Written problem => In the material below, find every line with "xlabel" and pull it out.

Extracted data =>
+++++

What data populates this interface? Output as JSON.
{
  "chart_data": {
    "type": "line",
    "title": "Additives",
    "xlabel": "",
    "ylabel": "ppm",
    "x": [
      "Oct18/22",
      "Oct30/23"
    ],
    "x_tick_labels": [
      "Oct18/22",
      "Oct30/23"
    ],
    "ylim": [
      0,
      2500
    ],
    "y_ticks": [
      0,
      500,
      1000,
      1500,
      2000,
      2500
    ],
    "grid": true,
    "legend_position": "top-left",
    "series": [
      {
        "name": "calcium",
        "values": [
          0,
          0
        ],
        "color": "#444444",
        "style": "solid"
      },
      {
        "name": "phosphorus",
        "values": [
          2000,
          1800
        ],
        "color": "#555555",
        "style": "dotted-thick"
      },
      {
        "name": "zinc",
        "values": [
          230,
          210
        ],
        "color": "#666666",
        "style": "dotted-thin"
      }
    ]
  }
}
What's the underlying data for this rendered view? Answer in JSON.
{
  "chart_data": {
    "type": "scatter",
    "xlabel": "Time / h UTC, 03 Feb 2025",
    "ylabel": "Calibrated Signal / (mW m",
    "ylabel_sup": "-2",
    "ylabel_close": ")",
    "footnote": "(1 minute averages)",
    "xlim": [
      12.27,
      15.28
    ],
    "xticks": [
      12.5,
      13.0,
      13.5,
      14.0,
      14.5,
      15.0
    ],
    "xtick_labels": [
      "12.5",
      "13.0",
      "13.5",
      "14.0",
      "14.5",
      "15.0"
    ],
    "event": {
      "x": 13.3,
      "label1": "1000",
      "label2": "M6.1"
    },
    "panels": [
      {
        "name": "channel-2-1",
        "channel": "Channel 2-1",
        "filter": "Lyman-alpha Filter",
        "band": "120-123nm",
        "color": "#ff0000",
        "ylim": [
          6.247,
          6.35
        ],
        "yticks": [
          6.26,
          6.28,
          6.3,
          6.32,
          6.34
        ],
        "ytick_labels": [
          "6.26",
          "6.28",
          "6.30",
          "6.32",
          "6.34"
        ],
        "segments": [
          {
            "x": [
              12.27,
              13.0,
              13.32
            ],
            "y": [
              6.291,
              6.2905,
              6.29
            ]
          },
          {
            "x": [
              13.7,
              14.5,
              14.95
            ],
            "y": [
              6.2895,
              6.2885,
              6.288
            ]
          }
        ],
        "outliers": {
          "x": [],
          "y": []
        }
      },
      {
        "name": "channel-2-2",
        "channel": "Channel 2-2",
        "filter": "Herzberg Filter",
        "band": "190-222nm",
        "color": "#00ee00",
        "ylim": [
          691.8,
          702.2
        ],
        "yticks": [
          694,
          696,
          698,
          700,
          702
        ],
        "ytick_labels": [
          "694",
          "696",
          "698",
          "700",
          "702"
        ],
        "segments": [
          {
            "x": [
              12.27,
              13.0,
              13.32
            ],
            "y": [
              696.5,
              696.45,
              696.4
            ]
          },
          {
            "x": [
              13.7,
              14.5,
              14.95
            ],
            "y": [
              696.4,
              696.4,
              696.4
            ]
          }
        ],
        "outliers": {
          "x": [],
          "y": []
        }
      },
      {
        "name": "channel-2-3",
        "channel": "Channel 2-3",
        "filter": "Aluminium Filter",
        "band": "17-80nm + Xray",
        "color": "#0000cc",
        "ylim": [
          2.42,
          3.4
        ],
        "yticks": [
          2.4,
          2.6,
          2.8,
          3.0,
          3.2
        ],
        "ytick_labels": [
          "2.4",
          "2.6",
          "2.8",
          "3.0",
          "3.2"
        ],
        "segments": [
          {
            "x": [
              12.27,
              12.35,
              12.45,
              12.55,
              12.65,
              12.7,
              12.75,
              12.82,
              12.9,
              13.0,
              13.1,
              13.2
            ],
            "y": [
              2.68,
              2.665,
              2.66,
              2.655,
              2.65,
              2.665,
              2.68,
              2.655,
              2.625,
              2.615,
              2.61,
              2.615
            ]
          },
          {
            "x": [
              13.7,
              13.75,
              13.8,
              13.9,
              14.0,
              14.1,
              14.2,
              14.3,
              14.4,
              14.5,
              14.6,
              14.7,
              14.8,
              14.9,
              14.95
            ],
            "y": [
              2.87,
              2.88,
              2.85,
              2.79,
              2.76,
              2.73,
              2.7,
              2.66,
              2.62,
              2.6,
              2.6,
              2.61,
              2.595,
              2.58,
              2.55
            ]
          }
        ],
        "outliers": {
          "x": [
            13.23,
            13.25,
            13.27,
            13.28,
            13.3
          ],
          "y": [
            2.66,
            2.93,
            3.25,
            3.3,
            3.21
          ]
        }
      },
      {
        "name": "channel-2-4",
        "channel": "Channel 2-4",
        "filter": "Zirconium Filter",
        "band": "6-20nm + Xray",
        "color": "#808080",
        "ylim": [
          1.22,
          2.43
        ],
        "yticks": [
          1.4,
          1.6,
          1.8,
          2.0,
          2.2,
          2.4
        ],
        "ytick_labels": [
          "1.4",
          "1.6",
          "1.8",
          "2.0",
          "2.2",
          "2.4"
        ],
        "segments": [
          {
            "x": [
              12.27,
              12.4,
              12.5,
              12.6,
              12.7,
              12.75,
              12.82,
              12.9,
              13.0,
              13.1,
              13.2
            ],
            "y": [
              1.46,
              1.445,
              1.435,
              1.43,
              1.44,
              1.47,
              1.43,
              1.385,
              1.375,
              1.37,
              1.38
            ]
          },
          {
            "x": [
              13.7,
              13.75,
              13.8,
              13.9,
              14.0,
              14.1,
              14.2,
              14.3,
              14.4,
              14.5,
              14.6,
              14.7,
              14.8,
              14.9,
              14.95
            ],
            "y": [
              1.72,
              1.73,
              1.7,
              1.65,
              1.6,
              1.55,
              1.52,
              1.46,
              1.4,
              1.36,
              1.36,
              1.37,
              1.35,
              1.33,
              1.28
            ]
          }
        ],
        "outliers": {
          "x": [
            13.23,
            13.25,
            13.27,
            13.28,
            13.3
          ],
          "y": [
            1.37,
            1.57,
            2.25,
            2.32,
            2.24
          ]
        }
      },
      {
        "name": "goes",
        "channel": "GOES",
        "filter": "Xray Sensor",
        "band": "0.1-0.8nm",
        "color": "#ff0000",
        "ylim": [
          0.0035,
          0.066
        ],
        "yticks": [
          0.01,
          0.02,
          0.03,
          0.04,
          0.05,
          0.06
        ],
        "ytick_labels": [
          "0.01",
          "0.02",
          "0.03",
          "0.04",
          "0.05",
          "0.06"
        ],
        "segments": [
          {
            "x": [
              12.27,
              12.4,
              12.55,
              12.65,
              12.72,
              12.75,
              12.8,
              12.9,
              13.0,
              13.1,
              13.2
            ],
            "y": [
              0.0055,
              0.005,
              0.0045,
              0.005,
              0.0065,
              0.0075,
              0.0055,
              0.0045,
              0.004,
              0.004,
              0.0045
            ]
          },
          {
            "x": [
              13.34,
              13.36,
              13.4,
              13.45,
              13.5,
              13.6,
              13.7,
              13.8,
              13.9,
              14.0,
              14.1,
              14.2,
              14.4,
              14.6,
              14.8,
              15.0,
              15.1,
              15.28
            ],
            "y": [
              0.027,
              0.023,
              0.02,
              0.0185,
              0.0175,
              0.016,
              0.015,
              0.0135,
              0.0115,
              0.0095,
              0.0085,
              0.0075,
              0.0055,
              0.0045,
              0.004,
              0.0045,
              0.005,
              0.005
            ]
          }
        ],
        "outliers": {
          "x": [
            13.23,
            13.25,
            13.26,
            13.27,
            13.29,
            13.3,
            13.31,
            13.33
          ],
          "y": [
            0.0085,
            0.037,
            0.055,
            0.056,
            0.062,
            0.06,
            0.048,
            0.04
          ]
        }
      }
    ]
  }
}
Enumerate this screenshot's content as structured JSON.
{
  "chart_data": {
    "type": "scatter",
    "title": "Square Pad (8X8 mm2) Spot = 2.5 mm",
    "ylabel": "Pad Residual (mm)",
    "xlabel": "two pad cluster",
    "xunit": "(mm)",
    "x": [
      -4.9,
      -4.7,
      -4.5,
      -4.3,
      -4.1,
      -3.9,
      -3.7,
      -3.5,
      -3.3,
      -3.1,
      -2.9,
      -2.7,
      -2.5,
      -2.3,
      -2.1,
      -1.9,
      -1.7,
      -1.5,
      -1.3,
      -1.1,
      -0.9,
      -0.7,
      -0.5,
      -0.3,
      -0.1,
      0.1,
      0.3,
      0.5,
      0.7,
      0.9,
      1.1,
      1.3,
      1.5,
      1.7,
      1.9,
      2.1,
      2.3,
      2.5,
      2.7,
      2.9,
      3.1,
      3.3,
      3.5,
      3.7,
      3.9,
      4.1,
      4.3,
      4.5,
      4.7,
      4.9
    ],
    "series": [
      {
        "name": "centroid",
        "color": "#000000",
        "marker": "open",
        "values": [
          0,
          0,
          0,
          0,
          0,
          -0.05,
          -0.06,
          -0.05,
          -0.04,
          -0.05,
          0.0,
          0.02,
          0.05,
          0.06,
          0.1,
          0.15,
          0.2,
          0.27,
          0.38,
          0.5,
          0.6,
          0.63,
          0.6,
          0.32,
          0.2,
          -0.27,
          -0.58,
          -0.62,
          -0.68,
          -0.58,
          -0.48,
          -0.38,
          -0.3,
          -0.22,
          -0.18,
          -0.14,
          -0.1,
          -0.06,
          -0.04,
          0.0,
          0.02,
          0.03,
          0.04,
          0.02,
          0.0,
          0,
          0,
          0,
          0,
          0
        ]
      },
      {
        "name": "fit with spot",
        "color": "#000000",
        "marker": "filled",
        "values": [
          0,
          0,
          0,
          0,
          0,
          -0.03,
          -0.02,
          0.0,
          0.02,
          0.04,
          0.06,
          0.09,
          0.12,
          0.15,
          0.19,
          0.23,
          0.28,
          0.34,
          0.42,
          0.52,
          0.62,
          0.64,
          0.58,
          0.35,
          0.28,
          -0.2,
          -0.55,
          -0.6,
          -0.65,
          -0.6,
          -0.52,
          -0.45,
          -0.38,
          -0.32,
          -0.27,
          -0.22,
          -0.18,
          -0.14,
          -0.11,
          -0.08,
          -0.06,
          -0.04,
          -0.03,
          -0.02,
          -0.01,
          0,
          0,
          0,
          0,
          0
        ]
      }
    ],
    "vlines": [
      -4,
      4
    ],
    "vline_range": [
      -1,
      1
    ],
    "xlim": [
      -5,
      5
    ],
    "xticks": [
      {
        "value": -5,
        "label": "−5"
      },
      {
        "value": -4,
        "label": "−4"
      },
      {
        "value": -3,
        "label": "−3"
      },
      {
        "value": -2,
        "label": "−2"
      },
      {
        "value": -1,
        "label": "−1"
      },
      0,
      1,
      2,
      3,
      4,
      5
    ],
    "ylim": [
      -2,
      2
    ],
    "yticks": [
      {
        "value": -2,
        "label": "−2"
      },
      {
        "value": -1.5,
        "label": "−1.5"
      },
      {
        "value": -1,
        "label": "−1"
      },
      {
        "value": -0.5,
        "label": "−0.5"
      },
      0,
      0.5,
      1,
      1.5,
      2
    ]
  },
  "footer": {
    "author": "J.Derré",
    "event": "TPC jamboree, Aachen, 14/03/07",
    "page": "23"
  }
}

+++++

Written response =>
    "xlabel": "",
    "xlabel": "Time / h UTC, 03 Feb 2025",
    "xlabel": "two pad cluster",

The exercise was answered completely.